─── Extracted information

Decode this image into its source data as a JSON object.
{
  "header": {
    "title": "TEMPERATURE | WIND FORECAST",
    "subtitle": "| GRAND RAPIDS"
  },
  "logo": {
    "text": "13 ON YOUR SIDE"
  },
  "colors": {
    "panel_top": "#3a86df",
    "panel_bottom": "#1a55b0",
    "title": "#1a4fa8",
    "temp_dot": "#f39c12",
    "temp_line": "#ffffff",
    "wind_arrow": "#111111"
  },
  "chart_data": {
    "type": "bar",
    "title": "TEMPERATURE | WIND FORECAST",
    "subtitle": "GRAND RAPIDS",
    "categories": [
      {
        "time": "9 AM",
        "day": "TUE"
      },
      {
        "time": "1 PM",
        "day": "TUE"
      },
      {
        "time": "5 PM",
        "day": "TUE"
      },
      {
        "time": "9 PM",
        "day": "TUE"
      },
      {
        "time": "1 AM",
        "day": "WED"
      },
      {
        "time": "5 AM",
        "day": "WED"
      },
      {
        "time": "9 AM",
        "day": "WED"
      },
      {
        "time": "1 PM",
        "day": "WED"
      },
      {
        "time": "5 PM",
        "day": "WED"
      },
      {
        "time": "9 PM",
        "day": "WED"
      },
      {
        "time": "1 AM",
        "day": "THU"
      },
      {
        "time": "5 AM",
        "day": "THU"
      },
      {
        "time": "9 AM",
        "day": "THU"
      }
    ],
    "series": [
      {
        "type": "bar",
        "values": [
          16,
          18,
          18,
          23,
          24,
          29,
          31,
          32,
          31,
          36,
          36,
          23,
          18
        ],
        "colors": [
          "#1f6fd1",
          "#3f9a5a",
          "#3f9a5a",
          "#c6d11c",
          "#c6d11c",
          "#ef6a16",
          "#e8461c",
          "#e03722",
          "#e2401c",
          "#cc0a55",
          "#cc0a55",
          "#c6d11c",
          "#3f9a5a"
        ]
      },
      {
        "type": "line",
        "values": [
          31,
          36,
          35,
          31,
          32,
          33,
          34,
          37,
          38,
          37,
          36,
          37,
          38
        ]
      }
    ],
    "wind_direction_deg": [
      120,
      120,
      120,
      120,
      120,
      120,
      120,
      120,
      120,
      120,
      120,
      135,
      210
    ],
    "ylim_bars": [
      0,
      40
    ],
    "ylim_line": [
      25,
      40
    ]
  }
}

──────

- **Aim**:
Your task is to return the full listing exactly as it was given.

- **Result**:
Decode this image into its source data as a JSON object.
{
  "header": {
    "title": "TEMPERATURE | WIND FORECAST",
    "subtitle": "| GRAND RAPIDS"
  },
  "logo": {
    "text": "13 ON YOUR SIDE"
  },
  "colors": {
    "panel_top": "#3a86df",
    "panel_bottom": "#1a55b0",
    "title": "#1a4fa8",
    "temp_dot": "#f39c12",
    "temp_line": "#ffffff",
    "wind_arrow": "#111111"
  },
  "chart_data": {
    "type": "bar",
    "title": "TEMPERATURE | WIND FORECAST",
    "subtitle": "GRAND RAPIDS",
    "categories": [
      {
        "time": "9 AM",
        "day": "TUE"
      },
      {
        "time": "1 PM",
        "day": "TUE"
      },
      {
        "time": "5 PM",
        "day": "TUE"
      },
      {
        "time": "9 PM",
        "day": "TUE"
      },
      {
        "time": "1 AM",
        "day": "WED"
      },
      {
        "time": "5 AM",
        "day": "WED"
      },
      {
        "time": "9 AM",
        "day": "WED"
      },
      {
        "time": "1 PM",
        "day": "WED"
      },
      {
        "time": "5 PM",
        "day": "WED"
      },
      {
        "time": "9 PM",
        "day": "WED"
      },
      {
        "time": "1 AM",
        "day": "THU"
      },
      {
        "time": "5 AM",
        "day": "THU"
      },
      {
        "time": "9 AM",
        "day": "THU"
      }
    ],
    "series": [
      {
        "type": "bar",
        "values": [
          16,
          18,
          18,
          23,
          24,
          29,
          31,
          32,
          31,
          36,
          36,
          23,
          18
        ],
        "colors": [
          "#1f6fd1",
          "#3f9a5a",
          "#3f9a5a",
          "#c6d11c",
          "#c6d11c",
          "#ef6a16",
          "#e8461c",
          "#e03722",
          "#e2401c",
          "#cc0a55",
          "#cc0a55",
          "#c6d11c",
          "#3f9a5a"
        ]
      },
      {
        "type": "line",
        "values": [
          31,
          36,
          35,
          31,
          32,
          33,
          34,
          37,
          38,
          37,
          36,
          37,
          38
        ]
      }
    ],
    "wind_direction_deg": [
      120,
      120,
      120,
      120,
      120,
      120,
      120,
      120,
      120,
      120,
      120,
      135,
      210
    ],
    "ylim_bars": [
      0,
      40
    ],
    "ylim_line": [
      25,
      40
    ]
  }
}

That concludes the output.